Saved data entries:
○ ○ ○ ○

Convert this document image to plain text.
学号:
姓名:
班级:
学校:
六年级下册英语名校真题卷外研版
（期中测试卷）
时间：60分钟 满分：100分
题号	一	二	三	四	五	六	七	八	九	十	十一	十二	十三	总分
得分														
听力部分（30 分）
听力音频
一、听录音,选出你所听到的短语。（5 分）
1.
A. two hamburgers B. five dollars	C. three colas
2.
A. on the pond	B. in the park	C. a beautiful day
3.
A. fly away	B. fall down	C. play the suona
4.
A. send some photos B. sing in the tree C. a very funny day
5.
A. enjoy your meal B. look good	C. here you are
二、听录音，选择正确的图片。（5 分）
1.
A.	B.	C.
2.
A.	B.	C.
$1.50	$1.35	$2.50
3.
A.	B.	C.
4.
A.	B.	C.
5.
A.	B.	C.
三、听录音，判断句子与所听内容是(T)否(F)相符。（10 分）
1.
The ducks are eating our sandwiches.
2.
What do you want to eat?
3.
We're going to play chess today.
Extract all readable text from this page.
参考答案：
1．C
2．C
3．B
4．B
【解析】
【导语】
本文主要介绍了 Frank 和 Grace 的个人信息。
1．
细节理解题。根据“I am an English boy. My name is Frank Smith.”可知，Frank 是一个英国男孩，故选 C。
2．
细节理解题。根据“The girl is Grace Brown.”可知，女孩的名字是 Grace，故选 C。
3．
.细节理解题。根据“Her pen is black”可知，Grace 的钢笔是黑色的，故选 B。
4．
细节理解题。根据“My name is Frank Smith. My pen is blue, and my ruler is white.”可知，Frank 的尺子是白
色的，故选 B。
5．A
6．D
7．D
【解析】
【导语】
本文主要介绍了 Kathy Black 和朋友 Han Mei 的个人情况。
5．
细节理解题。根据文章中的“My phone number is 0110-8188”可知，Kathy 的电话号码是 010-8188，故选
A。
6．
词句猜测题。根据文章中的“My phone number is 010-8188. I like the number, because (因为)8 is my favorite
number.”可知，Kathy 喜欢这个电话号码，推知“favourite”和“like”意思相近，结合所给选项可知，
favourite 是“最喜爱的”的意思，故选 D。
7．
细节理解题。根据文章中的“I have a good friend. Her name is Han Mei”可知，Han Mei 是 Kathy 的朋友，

○ ○ ○ ○

**Exercise**. Check every line of the entries above for the word "Grace" and report how many lines contain it, giving the number only.

**Reply**. 3